- [REQUIRED TASK]: Using the records that follow, copy every line containing the word "ROAD".

- [DATA LISTING]:
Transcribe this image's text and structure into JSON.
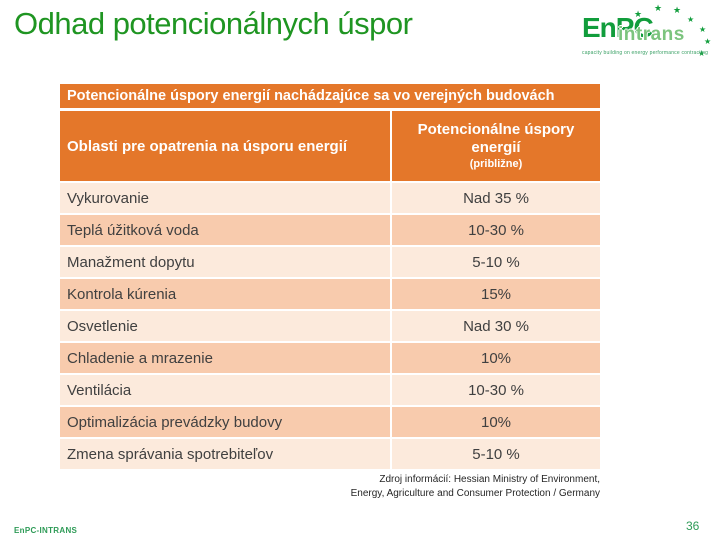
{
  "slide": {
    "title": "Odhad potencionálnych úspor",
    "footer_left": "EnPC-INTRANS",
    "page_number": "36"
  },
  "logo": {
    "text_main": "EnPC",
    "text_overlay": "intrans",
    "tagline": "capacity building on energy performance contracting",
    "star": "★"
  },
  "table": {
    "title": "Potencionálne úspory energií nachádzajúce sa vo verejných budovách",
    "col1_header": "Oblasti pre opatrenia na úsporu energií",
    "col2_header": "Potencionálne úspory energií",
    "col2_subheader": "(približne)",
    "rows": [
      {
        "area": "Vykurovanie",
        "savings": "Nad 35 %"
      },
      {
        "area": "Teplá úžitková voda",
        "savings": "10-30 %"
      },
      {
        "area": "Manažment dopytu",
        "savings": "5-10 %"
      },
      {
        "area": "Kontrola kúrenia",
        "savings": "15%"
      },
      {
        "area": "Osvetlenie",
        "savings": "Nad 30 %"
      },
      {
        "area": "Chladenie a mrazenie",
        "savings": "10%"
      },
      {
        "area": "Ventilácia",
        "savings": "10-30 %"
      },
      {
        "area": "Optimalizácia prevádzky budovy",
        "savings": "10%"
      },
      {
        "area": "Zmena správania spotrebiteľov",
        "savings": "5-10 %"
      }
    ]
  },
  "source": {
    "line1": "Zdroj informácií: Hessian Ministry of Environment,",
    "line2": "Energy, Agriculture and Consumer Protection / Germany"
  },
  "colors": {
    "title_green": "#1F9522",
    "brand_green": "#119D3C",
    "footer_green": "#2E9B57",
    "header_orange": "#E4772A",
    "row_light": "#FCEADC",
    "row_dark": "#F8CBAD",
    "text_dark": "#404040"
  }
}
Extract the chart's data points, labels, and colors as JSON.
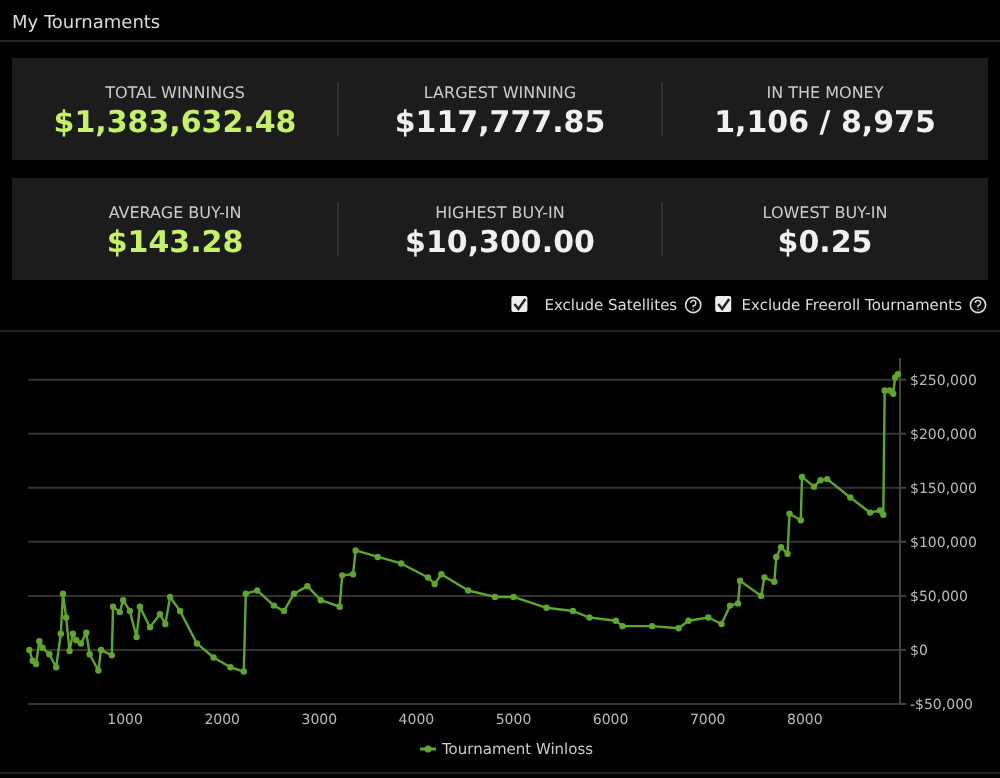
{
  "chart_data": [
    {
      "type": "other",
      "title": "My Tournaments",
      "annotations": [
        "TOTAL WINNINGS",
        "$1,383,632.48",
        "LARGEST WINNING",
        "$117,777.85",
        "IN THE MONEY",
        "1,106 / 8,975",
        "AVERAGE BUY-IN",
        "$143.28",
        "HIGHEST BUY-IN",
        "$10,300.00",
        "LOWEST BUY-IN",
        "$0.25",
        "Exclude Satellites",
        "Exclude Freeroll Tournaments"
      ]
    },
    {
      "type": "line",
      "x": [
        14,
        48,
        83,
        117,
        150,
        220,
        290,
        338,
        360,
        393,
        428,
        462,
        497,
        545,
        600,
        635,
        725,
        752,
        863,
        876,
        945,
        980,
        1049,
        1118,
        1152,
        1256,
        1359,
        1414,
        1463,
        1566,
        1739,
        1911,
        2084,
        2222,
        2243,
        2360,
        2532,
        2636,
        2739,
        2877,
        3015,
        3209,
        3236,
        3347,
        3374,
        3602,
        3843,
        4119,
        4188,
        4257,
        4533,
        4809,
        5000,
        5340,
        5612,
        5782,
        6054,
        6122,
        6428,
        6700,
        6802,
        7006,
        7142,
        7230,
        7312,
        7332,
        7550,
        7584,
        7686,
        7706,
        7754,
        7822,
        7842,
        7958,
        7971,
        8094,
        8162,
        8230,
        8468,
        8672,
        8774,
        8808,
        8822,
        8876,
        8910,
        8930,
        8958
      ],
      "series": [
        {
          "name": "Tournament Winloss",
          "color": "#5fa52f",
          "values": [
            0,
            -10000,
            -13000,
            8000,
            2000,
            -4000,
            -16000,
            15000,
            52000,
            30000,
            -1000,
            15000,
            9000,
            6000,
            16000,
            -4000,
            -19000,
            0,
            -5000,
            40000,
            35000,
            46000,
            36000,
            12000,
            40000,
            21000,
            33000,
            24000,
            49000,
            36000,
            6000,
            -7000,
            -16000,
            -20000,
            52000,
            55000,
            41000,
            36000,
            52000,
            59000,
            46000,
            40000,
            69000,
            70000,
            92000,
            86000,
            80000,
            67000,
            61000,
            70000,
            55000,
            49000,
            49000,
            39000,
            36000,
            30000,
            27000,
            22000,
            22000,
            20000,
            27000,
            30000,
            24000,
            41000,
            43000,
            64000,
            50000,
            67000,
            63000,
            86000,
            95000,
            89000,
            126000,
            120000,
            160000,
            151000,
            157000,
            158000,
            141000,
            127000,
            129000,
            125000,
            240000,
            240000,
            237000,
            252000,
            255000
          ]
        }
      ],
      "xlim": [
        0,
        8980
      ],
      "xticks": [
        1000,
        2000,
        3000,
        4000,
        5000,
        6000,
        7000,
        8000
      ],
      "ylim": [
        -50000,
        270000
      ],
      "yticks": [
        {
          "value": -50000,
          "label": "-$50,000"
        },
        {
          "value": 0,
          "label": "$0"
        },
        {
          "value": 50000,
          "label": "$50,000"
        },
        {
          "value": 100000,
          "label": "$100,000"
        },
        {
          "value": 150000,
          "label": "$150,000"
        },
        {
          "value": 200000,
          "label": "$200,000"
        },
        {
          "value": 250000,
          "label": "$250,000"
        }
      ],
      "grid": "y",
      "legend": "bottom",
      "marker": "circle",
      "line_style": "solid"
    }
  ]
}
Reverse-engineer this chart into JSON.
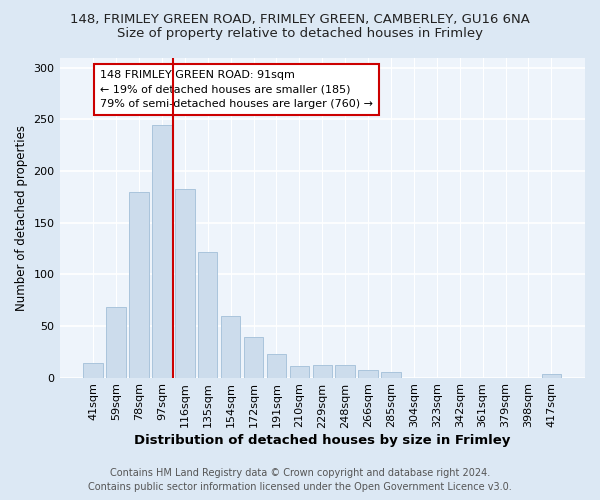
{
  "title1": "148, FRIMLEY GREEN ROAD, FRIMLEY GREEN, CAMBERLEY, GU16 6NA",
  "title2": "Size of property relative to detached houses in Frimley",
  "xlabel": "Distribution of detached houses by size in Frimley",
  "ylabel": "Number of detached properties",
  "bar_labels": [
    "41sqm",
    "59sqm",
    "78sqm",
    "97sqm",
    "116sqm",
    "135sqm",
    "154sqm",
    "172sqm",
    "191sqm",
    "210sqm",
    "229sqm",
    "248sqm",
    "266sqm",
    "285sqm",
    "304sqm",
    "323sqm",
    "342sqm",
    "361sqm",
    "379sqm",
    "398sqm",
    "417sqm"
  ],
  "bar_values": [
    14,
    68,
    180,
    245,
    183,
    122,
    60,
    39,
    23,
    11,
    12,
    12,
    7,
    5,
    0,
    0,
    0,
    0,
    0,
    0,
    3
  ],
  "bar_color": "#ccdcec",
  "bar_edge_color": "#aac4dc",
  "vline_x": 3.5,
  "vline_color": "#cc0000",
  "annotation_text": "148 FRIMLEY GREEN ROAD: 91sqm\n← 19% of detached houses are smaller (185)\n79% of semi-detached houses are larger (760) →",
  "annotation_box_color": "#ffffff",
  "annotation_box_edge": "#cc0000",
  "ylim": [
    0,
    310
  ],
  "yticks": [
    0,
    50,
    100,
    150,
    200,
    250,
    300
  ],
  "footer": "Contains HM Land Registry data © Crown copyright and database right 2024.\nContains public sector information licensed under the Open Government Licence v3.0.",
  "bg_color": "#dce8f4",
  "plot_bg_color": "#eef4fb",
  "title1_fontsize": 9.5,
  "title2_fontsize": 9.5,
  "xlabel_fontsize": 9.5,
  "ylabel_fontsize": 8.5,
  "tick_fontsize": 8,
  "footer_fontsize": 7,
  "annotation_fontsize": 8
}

- [COMPLETE ANSWER]:
  "title1": "148, FRIMLEY GREEN ROAD, FRIMLEY GREEN, CAMBERLEY, GU16 6NA",
  "annotation_text": "148 FRIMLEY GREEN ROAD: 91sqm\n← 19% of detached houses are smaller (185)\n79% of semi-detached houses are larger (760) →",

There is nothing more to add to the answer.